▸ Problem to solve
How many lines in the records below hold the string "range"? Answer with the number alone.

# Start of Data for the task

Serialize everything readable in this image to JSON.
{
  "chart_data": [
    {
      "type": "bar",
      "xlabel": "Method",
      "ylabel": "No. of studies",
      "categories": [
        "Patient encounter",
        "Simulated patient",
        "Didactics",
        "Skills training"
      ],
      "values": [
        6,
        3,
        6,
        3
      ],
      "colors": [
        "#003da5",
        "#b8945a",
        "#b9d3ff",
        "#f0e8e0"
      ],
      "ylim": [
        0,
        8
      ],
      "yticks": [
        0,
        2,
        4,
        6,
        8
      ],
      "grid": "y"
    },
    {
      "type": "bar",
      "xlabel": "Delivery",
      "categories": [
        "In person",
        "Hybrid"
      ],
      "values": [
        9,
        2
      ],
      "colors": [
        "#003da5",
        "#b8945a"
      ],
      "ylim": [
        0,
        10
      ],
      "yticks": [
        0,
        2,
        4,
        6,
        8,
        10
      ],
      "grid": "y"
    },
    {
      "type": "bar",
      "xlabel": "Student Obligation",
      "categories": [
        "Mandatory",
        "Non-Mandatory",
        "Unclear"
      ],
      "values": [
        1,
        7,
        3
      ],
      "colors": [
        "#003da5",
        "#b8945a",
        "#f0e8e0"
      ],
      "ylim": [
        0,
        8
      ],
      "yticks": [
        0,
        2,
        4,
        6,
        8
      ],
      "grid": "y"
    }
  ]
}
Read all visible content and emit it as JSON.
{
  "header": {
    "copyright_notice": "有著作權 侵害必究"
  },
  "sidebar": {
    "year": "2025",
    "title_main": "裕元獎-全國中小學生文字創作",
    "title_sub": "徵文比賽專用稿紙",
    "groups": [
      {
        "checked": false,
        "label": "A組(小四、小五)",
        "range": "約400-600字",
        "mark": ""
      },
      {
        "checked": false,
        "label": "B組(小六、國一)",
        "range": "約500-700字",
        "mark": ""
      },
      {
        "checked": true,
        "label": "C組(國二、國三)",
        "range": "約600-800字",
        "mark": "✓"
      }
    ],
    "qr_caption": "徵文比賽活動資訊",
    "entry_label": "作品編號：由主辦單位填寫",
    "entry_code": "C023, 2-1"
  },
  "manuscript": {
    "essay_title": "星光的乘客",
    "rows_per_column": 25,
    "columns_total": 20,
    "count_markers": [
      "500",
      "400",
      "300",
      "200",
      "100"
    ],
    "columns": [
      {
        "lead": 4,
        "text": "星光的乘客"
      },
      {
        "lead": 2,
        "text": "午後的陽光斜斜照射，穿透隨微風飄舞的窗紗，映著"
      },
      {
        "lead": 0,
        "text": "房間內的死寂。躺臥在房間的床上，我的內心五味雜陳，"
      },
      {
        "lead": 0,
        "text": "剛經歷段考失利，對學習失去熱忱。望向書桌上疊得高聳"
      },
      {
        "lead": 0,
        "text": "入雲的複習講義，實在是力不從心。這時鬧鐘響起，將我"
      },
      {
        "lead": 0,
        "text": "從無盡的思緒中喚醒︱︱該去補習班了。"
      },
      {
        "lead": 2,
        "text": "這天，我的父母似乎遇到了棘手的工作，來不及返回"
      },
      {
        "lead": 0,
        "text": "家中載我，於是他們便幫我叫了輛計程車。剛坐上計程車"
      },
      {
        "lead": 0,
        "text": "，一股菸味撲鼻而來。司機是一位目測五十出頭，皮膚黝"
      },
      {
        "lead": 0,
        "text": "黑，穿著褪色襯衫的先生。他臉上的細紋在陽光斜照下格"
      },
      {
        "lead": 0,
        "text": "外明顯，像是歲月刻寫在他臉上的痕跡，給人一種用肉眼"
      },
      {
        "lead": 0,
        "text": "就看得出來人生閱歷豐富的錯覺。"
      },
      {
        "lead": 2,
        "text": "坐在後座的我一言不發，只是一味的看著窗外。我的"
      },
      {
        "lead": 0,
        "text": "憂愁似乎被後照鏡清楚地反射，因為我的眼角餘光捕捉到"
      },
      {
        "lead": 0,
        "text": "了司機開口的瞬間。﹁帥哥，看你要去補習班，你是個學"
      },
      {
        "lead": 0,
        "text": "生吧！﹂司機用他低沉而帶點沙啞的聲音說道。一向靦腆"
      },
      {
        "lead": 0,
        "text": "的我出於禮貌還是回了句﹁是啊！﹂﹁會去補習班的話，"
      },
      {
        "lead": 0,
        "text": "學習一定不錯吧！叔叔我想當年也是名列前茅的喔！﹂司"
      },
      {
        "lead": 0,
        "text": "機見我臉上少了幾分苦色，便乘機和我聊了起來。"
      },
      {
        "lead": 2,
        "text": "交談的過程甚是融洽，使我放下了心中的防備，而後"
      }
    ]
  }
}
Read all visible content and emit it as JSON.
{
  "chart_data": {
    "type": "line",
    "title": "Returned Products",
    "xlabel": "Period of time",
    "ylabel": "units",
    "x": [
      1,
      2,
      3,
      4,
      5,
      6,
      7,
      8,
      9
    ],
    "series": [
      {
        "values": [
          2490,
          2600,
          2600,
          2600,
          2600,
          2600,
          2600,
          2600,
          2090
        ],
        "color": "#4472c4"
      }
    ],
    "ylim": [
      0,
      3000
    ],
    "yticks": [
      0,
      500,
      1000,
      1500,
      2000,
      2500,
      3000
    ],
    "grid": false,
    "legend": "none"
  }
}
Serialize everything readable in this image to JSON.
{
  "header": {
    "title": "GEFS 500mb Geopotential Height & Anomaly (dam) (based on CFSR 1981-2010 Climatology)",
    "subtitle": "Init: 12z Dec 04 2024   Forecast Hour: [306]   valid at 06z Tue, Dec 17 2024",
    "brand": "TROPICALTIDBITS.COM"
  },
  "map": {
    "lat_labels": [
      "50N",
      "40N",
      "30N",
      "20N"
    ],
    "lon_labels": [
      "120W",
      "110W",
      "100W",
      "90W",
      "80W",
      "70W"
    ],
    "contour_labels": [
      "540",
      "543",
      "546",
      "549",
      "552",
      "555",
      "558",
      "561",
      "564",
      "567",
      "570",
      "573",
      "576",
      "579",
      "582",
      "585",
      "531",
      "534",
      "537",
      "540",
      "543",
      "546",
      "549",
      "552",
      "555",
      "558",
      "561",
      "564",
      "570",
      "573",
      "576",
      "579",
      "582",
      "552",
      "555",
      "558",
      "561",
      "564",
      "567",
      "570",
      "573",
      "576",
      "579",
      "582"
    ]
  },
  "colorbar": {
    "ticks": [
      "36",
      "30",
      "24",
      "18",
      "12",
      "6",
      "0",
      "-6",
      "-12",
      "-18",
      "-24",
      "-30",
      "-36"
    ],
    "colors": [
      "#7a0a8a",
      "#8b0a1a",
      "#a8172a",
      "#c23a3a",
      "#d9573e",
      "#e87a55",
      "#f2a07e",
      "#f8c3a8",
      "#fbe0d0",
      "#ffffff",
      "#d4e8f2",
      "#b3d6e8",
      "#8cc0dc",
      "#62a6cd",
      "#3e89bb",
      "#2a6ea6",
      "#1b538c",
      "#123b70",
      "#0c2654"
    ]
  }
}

# End of Data for the task

▸ Reply to the task
3